Stored data entries
* * * * *
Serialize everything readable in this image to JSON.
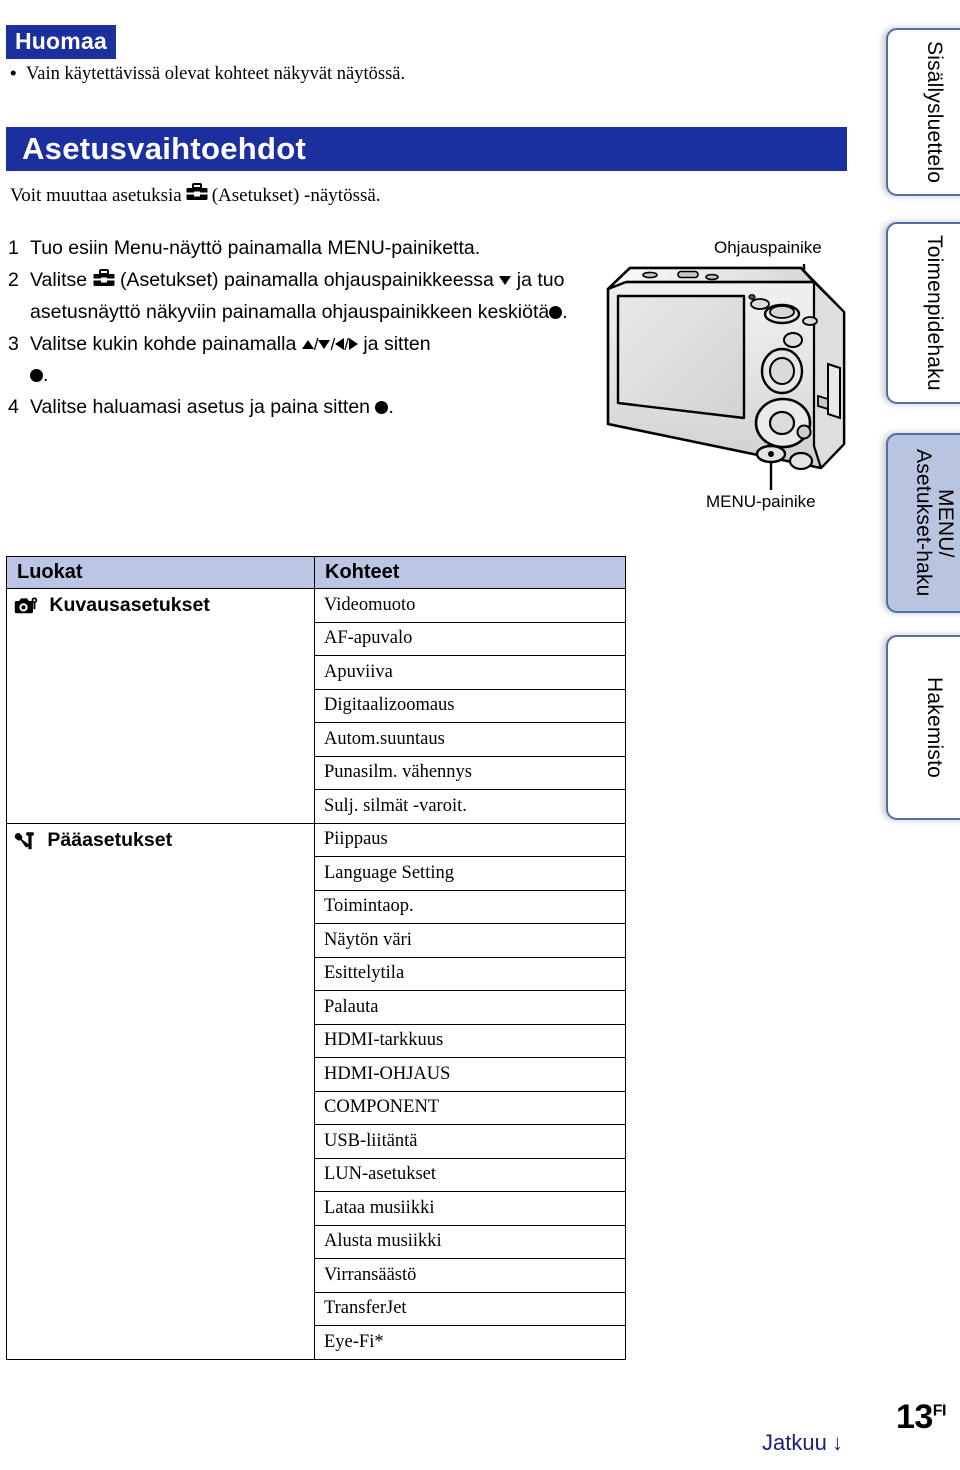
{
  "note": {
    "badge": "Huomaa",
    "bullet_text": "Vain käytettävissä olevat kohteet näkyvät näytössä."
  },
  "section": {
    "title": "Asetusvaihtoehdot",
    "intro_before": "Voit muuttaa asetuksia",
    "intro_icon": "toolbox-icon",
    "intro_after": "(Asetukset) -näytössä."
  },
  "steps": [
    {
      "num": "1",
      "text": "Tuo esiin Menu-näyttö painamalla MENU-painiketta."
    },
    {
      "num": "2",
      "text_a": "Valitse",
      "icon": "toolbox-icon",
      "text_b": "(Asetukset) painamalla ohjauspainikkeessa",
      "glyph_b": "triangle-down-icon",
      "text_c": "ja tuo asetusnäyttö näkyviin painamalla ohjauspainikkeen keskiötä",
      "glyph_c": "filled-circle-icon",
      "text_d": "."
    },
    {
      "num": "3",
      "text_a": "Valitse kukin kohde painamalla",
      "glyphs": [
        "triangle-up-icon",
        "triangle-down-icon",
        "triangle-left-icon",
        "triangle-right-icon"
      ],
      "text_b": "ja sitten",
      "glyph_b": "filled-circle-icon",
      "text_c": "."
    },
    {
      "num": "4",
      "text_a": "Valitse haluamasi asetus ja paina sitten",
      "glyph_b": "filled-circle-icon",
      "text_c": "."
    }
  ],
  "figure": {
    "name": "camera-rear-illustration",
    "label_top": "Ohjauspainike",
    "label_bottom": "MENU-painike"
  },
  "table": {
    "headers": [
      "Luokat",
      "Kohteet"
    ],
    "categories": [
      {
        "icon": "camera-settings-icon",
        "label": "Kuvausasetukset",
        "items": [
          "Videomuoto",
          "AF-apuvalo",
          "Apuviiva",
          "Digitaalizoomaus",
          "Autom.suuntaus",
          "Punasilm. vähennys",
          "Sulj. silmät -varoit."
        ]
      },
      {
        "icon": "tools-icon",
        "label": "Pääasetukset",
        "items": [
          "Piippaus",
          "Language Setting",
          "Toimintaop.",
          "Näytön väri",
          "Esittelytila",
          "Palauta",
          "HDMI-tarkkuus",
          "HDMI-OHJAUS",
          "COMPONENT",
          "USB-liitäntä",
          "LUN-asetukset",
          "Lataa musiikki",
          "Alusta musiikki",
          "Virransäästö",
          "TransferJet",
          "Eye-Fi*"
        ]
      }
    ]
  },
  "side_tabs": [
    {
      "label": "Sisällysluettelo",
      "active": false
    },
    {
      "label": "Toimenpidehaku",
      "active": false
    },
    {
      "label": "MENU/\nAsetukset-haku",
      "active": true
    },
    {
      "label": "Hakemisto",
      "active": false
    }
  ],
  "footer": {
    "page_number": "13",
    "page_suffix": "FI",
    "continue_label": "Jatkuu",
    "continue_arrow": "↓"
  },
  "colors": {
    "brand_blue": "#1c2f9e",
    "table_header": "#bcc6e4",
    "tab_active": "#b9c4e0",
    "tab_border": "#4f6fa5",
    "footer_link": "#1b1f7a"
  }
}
* * * * *
REQUIREMENT: Retype each entry precisely. Skip images entirely.

FULL RESPONSE:
Serialize everything readable in this image to JSON.
{
  "note": {
    "badge": "Huomaa",
    "bullet_text": "Vain käytettävissä olevat kohteet näkyvät näytössä."
  },
  "section": {
    "title": "Asetusvaihtoehdot",
    "intro_before": "Voit muuttaa asetuksia",
    "intro_icon": "toolbox-icon",
    "intro_after": "(Asetukset) -näytössä."
  },
  "steps": [
    {
      "num": "1",
      "text": "Tuo esiin Menu-näyttö painamalla MENU-painiketta."
    },
    {
      "num": "2",
      "text_a": "Valitse",
      "icon": "toolbox-icon",
      "text_b": "(Asetukset) painamalla ohjauspainikkeessa",
      "glyph_b": "triangle-down-icon",
      "text_c": "ja tuo asetusnäyttö näkyviin painamalla ohjauspainikkeen keskiötä",
      "glyph_c": "filled-circle-icon",
      "text_d": "."
    },
    {
      "num": "3",
      "text_a": "Valitse kukin kohde painamalla",
      "glyphs": [
        "triangle-up-icon",
        "triangle-down-icon",
        "triangle-left-icon",
        "triangle-right-icon"
      ],
      "text_b": "ja sitten",
      "glyph_b": "filled-circle-icon",
      "text_c": "."
    },
    {
      "num": "4",
      "text_a": "Valitse haluamasi asetus ja paina sitten",
      "glyph_b": "filled-circle-icon",
      "text_c": "."
    }
  ],
  "figure": {
    "name": "camera-rear-illustration",
    "label_top": "Ohjauspainike",
    "label_bottom": "MENU-painike"
  },
  "table": {
    "headers": [
      "Luokat",
      "Kohteet"
    ],
    "categories": [
      {
        "icon": "camera-settings-icon",
        "label": "Kuvausasetukset",
        "items": [
          "Videomuoto",
          "AF-apuvalo",
          "Apuviiva",
          "Digitaalizoomaus",
          "Autom.suuntaus",
          "Punasilm. vähennys",
          "Sulj. silmät -varoit."
        ]
      },
      {
        "icon": "tools-icon",
        "label": "Pääasetukset",
        "items": [
          "Piippaus",
          "Language Setting",
          "Toimintaop.",
          "Näytön väri",
          "Esittelytila",
          "Palauta",
          "HDMI-tarkkuus",
          "HDMI-OHJAUS",
          "COMPONENT",
          "USB-liitäntä",
          "LUN-asetukset",
          "Lataa musiikki",
          "Alusta musiikki",
          "Virransäästö",
          "TransferJet",
          "Eye-Fi*"
        ]
      }
    ]
  },
  "side_tabs": [
    {
      "label": "Sisällysluettelo",
      "active": false
    },
    {
      "label": "Toimenpidehaku",
      "active": false
    },
    {
      "label": "MENU/\nAsetukset-haku",
      "active": true
    },
    {
      "label": "Hakemisto",
      "active": false
    }
  ],
  "footer": {
    "page_number": "13",
    "page_suffix": "FI",
    "continue_label": "Jatkuu",
    "continue_arrow": "↓"
  },
  "colors": {
    "brand_blue": "#1c2f9e",
    "table_header": "#bcc6e4",
    "tab_active": "#b9c4e0",
    "tab_border": "#4f6fa5",
    "footer_link": "#1b1f7a"
  }
}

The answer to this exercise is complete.